» EXERCISE OBJECTIVE:
Leave out the pictures and repeat every record exactly.

» LISTED ENTRIES:
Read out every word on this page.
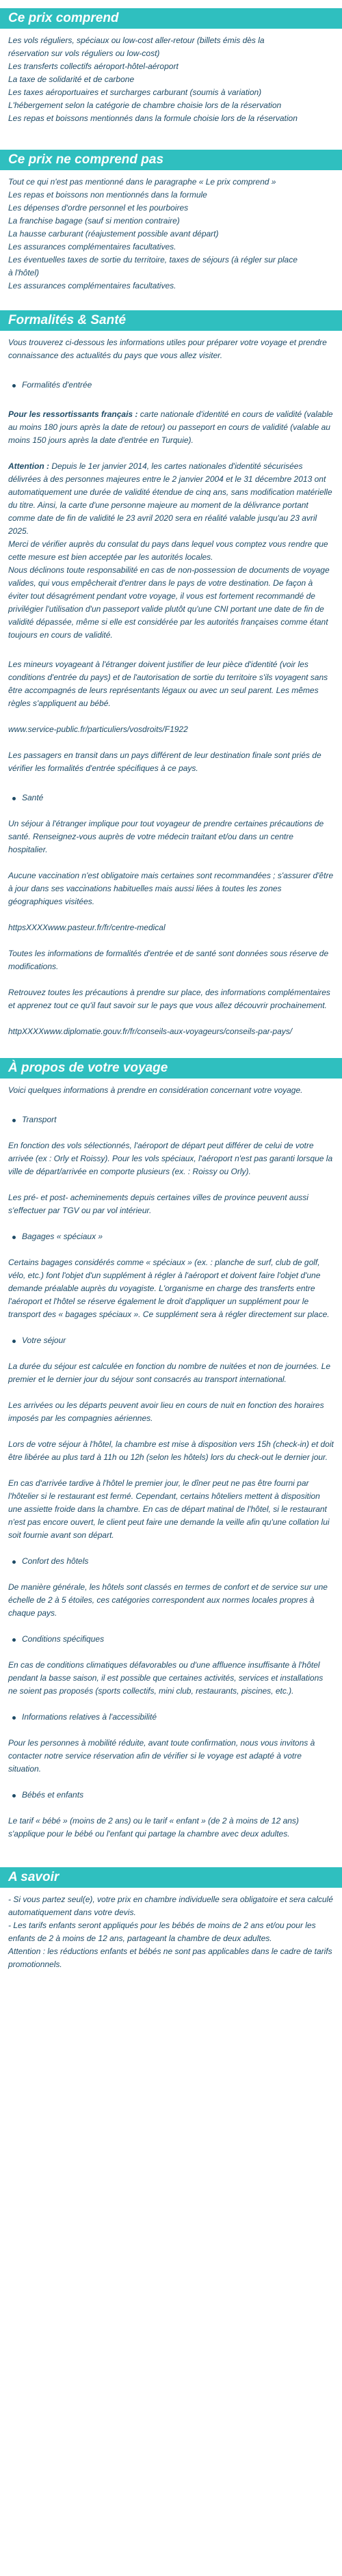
Ce prix comprend

Les vols réguliers, spéciaux ou low-cost aller-retour (billets émis dès la

réservation sur vols réguliers ou low-cost)

Les transferts collectifs aéroport-hôtel-aéroport

La taxe de solidarité et de carbone

Les taxes aéroportuaires et surcharges carburant (soumis à variation)

L'hébergement selon la catégorie de chambre choisie lors de la réservation

Les repas et boissons mentionnés dans la formule choisie lors de la réservation

Ce prix ne comprend pas

Tout ce qui n'est pas mentionné dans le paragraphe « Le prix comprend »

Les repas et boissons non mentionnés dans la formule

Les dépenses d'ordre personnel et les pourboires

La franchise bagage (sauf si mention contraire)

La hausse carburant (réajustement possible avant départ)

Les assurances complémentaires facultatives.

Les éventuelles taxes de sortie du territoire, taxes de séjours (à régler sur place

à l'hôtel)

Les assurances complémentaires facultatives.

Formalités & Santé

Vous trouverez ci-dessous les informations utiles pour préparer votre voyage et prendre connaissance des actualités du pays que vous allez visiter.

Formalités d'entrée

Pour les ressortissants français : carte nationale d'identité en cours de validité (valable au moins 180 jours après la date de retour) ou passeport en cours de validité (valable au moins 150 jours après la date d'entrée en Turquie).

Attention : Depuis le 1er janvier 2014, les cartes nationales d'identité sécurisées délivrées à des personnes majeures entre le 2 janvier 2004 et le 31 décembre 2013 ont automatiquement une durée de validité étendue de cinq ans, sans modification matérielle du titre. Ainsi, la carte d'une personne majeure au moment de la délivrance portant comme date de fin de validité le 23 avril 2020 sera en réalité valable jusqu'au 23 avril 2025.

Merci de vérifier auprès du consulat du pays dans lequel vous comptez vous rendre que cette mesure est bien acceptée par les autorités locales.

Nous déclinons toute responsabilité en cas de non-possession de documents de voyage valides, qui vous empêcherait d'entrer dans le pays de votre destination. De façon à éviter tout désagrément pendant votre voyage, il vous est fortement recommandé de privilégier l'utilisation d'un passeport valide plutôt qu'une CNI portant une date de fin de validité dépassée, même si elle est considérée par les autorités françaises comme étant toujours en cours de validité.

Les mineurs voyageant à l'étranger doivent justifier de leur pièce d'identité (voir les conditions d'entrée du pays) et de l'autorisation de sortie du territoire s'ils voyagent sans être accompagnés de leurs représentants légaux ou avec un seul parent. Les mêmes règles s'appliquent au bébé.

www.service-public.fr/particuliers/vosdroits/F1922

Les passagers en transit dans un pays différent de leur destination finale sont priés de vérifier les formalités d'entrée spécifiques à ce pays.

Santé

Un séjour à l'étranger implique pour tout voyageur de prendre certaines précautions de santé. Renseignez-vous auprès de votre médecin traitant et/ou dans un centre hospitalier.

Aucune vaccination n'est obligatoire mais certaines sont recommandées ; s'assurer d'être à jour dans ses vaccinations habituelles mais aussi liées à toutes les zones géographiques visitées.

httpsXXXXwww.pasteur.fr/fr/centre-medical

Toutes les informations de formalités d'entrée et de santé sont données sous réserve de modifications.

Retrouvez toutes les précautions à prendre sur place, des informations complémentaires et apprenez tout ce qu'il faut savoir sur le pays que vous allez découvrir prochainement.

httpXXXXwww.diplomatie.gouv.fr/fr/conseils-aux-voyageurs/conseils-par-pays/

À propos de votre voyage

Voici quelques informations à prendre en considération concernant votre voyage.

Transport

En fonction des vols sélectionnés, l'aéroport de départ peut différer de celui de votre arrivée (ex : Orly et Roissy). Pour les vols spéciaux, l'aéroport n'est pas garanti lorsque la ville de départ/arrivée en comporte plusieurs (ex. : Roissy ou Orly).

Les pré- et post- acheminements depuis certaines villes de province peuvent aussi s'effectuer par TGV ou par vol intérieur.

Bagages « spéciaux »

Certains bagages considérés comme « spéciaux » (ex. : planche de surf, club de golf, vélo, etc.) font l'objet d'un supplément à régler à l'aéroport et doivent faire l'objet d'une demande préalable auprès du voyagiste. L'organisme en charge des transferts entre l'aéroport et l'hôtel se réserve également le droit d'appliquer un supplément pour le transport des « bagages spéciaux ». Ce supplément sera à régler directement sur place.

Votre séjour

La durée du séjour est calculée en fonction du nombre de nuitées et non de journées. Le premier et le dernier jour du séjour sont consacrés au transport international.

Les arrivées ou les départs peuvent avoir lieu en cours de nuit en fonction des horaires imposés par les compagnies aériennes.

Lors de votre séjour à l'hôtel, la chambre est mise à disposition vers 15h (check-in) et doit être libérée au plus tard à 11h ou 12h (selon les hôtels) lors du check-out le dernier jour.

En cas d'arrivée tardive à l'hôtel le premier jour, le dîner peut ne pas être fourni par l'hôtelier si le restaurant est fermé. Cependant, certains hôteliers mettent à disposition une assiette froide dans la chambre. En cas de départ matinal de l'hôtel, si le restaurant n'est pas encore ouvert, le client peut faire une demande la veille afin qu'une collation lui soit fournie avant son départ.

Confort des hôtels

De manière générale, les hôtels sont classés en termes de confort et de service sur une échelle de 2 à 5 étoiles, ces catégories correspondent aux normes locales propres à chaque pays.

Conditions spécifiques

En cas de conditions climatiques défavorables ou d'une affluence insuffisante à l'hôtel pendant la basse saison, il est possible que certaines activités, services et installations ne soient pas proposés (sports collectifs, mini club, restaurants, piscines, etc.).

Informations relatives à l'accessibilité

Pour les personnes à mobilité réduite, avant toute confirmation, nous vous invitons à contacter notre service réservation afin de vérifier si le voyage est adapté à votre situation.

Bébés et enfants

Le tarif « bébé » (moins de 2 ans) ou le tarif « enfant » (de 2 à moins de 12 ans) s'applique pour le bébé ou l'enfant qui partage la chambre avec deux adultes.

A savoir

- Si vous partez seul(e), votre prix en chambre individuelle sera obligatoire et sera calculé automatiquement dans votre devis.

- Les tarifs enfants seront appliqués pour les bébés de moins de 2 ans et/ou pour les enfants de 2 à moins de 12 ans, partageant la chambre de deux adultes.

Attention : les réductions enfants et bébés ne sont pas applicables dans le cadre de tarifs promotionnels.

» EXPECTED ANSWER:
Read out every word on this page.
Ce prix comprend

Les vols réguliers, spéciaux ou low-cost aller-retour (billets émis dès la

réservation sur vols réguliers ou low-cost)

Les transferts collectifs aéroport-hôtel-aéroport

La taxe de solidarité et de carbone

Les taxes aéroportuaires et surcharges carburant (soumis à variation)

L'hébergement selon la catégorie de chambre choisie lors de la réservation

Les repas et boissons mentionnés dans la formule choisie lors de la réservation

Ce prix ne comprend pas

Tout ce qui n'est pas mentionné dans le paragraphe « Le prix comprend »

Les repas et boissons non mentionnés dans la formule

Les dépenses d'ordre personnel et les pourboires

La franchise bagage (sauf si mention contraire)

La hausse carburant (réajustement possible avant départ)

Les assurances complémentaires facultatives.

Les éventuelles taxes de sortie du territoire, taxes de séjours (à régler sur place

à l'hôtel)

Les assurances complémentaires facultatives.

Formalités & Santé

Vous trouverez ci-dessous les informations utiles pour préparer votre voyage et prendre connaissance des actualités du pays que vous allez visiter.

Formalités d'entrée

Pour les ressortissants français : carte nationale d'identité en cours de validité (valable au moins 180 jours après la date de retour) ou passeport en cours de validité (valable au moins 150 jours après la date d'entrée en Turquie).

Attention : Depuis le 1er janvier 2014, les cartes nationales d'identité sécurisées délivrées à des personnes majeures entre le 2 janvier 2004 et le 31 décembre 2013 ont automatiquement une durée de validité étendue de cinq ans, sans modification matérielle du titre. Ainsi, la carte d'une personne majeure au moment de la délivrance portant comme date de fin de validité le 23 avril 2020 sera en réalité valable jusqu'au 23 avril 2025.

Merci de vérifier auprès du consulat du pays dans lequel vous comptez vous rendre que cette mesure est bien acceptée par les autorités locales.

Nous déclinons toute responsabilité en cas de non-possession de documents de voyage valides, qui vous empêcherait d'entrer dans le pays de votre destination. De façon à éviter tout désagrément pendant votre voyage, il vous est fortement recommandé de privilégier l'utilisation d'un passeport valide plutôt qu'une CNI portant une date de fin de validité dépassée, même si elle est considérée par les autorités françaises comme étant toujours en cours de validité.

Les mineurs voyageant à l'étranger doivent justifier de leur pièce d'identité (voir les conditions d'entrée du pays) et de l'autorisation de sortie du territoire s'ils voyagent sans être accompagnés de leurs représentants légaux ou avec un seul parent. Les mêmes règles s'appliquent au bébé.

www.service-public.fr/particuliers/vosdroits/F1922

Les passagers en transit dans un pays différent de leur destination finale sont priés de vérifier les formalités d'entrée spécifiques à ce pays.

Santé

Un séjour à l'étranger implique pour tout voyageur de prendre certaines précautions de santé. Renseignez-vous auprès de votre médecin traitant et/ou dans un centre hospitalier.

Aucune vaccination n'est obligatoire mais certaines sont recommandées ; s'assurer d'être à jour dans ses vaccinations habituelles mais aussi liées à toutes les zones géographiques visitées.

httpsXXXXwww.pasteur.fr/fr/centre-medical

Toutes les informations de formalités d'entrée et de santé sont données sous réserve de modifications.

Retrouvez toutes les précautions à prendre sur place, des informations complémentaires et apprenez tout ce qu'il faut savoir sur le pays que vous allez découvrir prochainement.

httpXXXXwww.diplomatie.gouv.fr/fr/conseils-aux-voyageurs/conseils-par-pays/

À propos de votre voyage

Voici quelques informations à prendre en considération concernant votre voyage.

Transport

En fonction des vols sélectionnés, l'aéroport de départ peut différer de celui de votre arrivée (ex : Orly et Roissy). Pour les vols spéciaux, l'aéroport n'est pas garanti lorsque la ville de départ/arrivée en comporte plusieurs (ex. : Roissy ou Orly).

Les pré- et post- acheminements depuis certaines villes de province peuvent aussi s'effectuer par TGV ou par vol intérieur.

Bagages « spéciaux »

Certains bagages considérés comme « spéciaux » (ex. : planche de surf, club de golf, vélo, etc.) font l'objet d'un supplément à régler à l'aéroport et doivent faire l'objet d'une demande préalable auprès du voyagiste. L'organisme en charge des transferts entre l'aéroport et l'hôtel se réserve également le droit d'appliquer un supplément pour le transport des « bagages spéciaux ». Ce supplément sera à régler directement sur place.

Votre séjour

La durée du séjour est calculée en fonction du nombre de nuitées et non de journées. Le premier et le dernier jour du séjour sont consacrés au transport international.

Les arrivées ou les départs peuvent avoir lieu en cours de nuit en fonction des horaires imposés par les compagnies aériennes.

Lors de votre séjour à l'hôtel, la chambre est mise à disposition vers 15h (check-in) et doit être libérée au plus tard à 11h ou 12h (selon les hôtels) lors du check-out le dernier jour.

En cas d'arrivée tardive à l'hôtel le premier jour, le dîner peut ne pas être fourni par l'hôtelier si le restaurant est fermé. Cependant, certains hôteliers mettent à disposition une assiette froide dans la chambre. En cas de départ matinal de l'hôtel, si le restaurant n'est pas encore ouvert, le client peut faire une demande la veille afin qu'une collation lui soit fournie avant son départ.

Confort des hôtels

De manière générale, les hôtels sont classés en termes de confort et de service sur une échelle de 2 à 5 étoiles, ces catégories correspondent aux normes locales propres à chaque pays.

Conditions spécifiques

En cas de conditions climatiques défavorables ou d'une affluence insuffisante à l'hôtel pendant la basse saison, il est possible que certaines activités, services et installations ne soient pas proposés (sports collectifs, mini club, restaurants, piscines, etc.).

Informations relatives à l'accessibilité

Pour les personnes à mobilité réduite, avant toute confirmation, nous vous invitons à contacter notre service réservation afin de vérifier si le voyage est adapté à votre situation.

Bébés et enfants

Le tarif « bébé » (moins de 2 ans) ou le tarif « enfant » (de 2 à moins de 12 ans) s'applique pour le bébé ou l'enfant qui partage la chambre avec deux adultes.

A savoir

- Si vous partez seul(e), votre prix en chambre individuelle sera obligatoire et sera calculé automatiquement dans votre devis.

- Les tarifs enfants seront appliqués pour les bébés de moins de 2 ans et/ou pour les enfants de 2 à moins de 12 ans, partageant la chambre de deux adultes.

Attention : les réductions enfants et bébés ne sont pas applicables dans le cadre de tarifs promotionnels.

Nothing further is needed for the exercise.